---------- Information provided ----------

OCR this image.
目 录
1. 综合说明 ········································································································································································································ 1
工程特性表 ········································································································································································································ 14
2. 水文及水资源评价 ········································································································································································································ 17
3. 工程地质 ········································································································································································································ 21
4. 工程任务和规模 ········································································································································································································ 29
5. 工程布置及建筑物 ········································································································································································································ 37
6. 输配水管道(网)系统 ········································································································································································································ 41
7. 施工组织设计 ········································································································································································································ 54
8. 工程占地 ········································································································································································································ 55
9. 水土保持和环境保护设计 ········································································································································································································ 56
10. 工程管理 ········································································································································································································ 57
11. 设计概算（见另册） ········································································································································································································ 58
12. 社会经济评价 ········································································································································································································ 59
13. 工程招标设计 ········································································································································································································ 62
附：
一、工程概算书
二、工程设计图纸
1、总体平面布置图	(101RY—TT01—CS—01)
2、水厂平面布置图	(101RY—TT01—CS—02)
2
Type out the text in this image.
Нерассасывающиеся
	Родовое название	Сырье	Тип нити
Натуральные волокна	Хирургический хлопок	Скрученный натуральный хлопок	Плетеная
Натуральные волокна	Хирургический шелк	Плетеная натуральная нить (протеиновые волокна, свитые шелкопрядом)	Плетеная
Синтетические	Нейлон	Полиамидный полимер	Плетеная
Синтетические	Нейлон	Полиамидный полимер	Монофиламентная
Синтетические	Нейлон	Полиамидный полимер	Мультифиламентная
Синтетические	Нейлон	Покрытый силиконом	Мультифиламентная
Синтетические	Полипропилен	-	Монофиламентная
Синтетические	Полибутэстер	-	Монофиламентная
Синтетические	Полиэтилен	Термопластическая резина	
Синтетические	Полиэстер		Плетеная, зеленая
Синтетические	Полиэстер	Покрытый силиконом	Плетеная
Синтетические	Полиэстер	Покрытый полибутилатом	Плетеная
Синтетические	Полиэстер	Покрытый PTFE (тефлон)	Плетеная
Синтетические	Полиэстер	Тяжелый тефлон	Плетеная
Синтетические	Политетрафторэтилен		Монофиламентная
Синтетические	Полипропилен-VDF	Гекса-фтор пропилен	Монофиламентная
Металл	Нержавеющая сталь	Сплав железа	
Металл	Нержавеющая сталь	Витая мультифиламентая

----------

= Exercise objective =
Reply with the number of lines in the material above that contain "полимер", and nothing more.

= Solution to this problem =
3